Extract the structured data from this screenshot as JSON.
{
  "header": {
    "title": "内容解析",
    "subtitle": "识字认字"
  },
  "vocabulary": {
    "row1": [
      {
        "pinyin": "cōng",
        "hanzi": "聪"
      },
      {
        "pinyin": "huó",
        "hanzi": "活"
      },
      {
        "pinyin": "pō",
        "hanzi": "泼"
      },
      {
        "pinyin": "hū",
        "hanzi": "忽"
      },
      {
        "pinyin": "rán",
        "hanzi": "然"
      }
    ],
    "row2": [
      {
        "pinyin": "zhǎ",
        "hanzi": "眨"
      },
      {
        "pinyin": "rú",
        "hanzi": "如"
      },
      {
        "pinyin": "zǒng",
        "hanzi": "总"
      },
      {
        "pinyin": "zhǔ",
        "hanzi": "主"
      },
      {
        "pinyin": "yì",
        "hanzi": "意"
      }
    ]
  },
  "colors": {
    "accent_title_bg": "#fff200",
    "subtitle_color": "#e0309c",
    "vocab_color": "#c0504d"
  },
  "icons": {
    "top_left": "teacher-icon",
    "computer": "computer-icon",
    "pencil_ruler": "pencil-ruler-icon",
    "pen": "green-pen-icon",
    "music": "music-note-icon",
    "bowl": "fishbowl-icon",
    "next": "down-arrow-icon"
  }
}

EXERCISE BRIEF -
Give the listing again, word for word.

ANSWER BELOW -
Extract the structured data from this screenshot as JSON.
{
  "header": {
    "title": "内容解析",
    "subtitle": "识字认字"
  },
  "vocabulary": {
    "row1": [
      {
        "pinyin": "cōng",
        "hanzi": "聪"
      },
      {
        "pinyin": "huó",
        "hanzi": "活"
      },
      {
        "pinyin": "pō",
        "hanzi": "泼"
      },
      {
        "pinyin": "hū",
        "hanzi": "忽"
      },
      {
        "pinyin": "rán",
        "hanzi": "然"
      }
    ],
    "row2": [
      {
        "pinyin": "zhǎ",
        "hanzi": "眨"
      },
      {
        "pinyin": "rú",
        "hanzi": "如"
      },
      {
        "pinyin": "zǒng",
        "hanzi": "总"
      },
      {
        "pinyin": "zhǔ",
        "hanzi": "主"
      },
      {
        "pinyin": "yì",
        "hanzi": "意"
      }
    ]
  },
  "colors": {
    "accent_title_bg": "#fff200",
    "subtitle_color": "#e0309c",
    "vocab_color": "#c0504d"
  },
  "icons": {
    "top_left": "teacher-icon",
    "computer": "computer-icon",
    "pencil_ruler": "pencil-ruler-icon",
    "pen": "green-pen-icon",
    "music": "music-note-icon",
    "bowl": "fishbowl-icon",
    "next": "down-arrow-icon"
  }
}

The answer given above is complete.